> **WHAT YOU SHOULD DO**
Using the records below, please work out how many lines contain "left"; answer with the number alone.

** Start GIVEN ENTRIES **

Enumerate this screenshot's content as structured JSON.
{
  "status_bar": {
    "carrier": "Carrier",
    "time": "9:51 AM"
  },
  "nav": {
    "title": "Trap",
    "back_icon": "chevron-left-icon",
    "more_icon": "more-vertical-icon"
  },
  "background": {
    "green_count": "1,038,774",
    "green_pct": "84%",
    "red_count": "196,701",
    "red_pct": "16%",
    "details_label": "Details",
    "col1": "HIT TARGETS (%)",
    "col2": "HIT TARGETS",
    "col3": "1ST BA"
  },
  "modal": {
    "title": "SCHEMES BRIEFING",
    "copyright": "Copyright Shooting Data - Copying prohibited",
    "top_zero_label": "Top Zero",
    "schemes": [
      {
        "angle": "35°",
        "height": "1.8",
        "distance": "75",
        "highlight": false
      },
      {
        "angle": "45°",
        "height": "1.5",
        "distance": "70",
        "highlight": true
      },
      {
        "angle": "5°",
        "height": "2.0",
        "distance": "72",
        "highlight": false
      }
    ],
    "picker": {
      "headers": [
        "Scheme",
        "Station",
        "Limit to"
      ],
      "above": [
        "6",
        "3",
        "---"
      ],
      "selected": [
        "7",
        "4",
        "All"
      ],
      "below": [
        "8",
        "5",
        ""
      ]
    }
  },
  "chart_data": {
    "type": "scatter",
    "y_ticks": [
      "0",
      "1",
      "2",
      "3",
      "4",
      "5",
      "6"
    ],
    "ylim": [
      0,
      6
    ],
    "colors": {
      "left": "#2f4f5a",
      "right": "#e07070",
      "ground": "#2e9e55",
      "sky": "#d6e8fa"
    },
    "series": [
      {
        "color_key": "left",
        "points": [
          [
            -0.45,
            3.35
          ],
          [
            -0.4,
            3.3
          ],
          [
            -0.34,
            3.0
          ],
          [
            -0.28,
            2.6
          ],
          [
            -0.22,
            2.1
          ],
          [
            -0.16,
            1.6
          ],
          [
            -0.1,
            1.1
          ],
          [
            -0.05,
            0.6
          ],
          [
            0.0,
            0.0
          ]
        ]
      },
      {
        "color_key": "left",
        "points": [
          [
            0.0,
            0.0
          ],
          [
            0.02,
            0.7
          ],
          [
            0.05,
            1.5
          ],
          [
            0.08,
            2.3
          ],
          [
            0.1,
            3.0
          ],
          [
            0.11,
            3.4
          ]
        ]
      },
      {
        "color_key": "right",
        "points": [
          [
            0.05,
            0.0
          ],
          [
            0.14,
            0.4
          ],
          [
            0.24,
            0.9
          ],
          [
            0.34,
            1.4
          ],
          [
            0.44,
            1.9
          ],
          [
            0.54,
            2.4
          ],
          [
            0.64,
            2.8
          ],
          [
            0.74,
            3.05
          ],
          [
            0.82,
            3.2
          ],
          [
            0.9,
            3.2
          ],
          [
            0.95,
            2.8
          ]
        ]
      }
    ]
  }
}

** End GIVEN ENTRIES **

> **FINISHED ANSWER**
4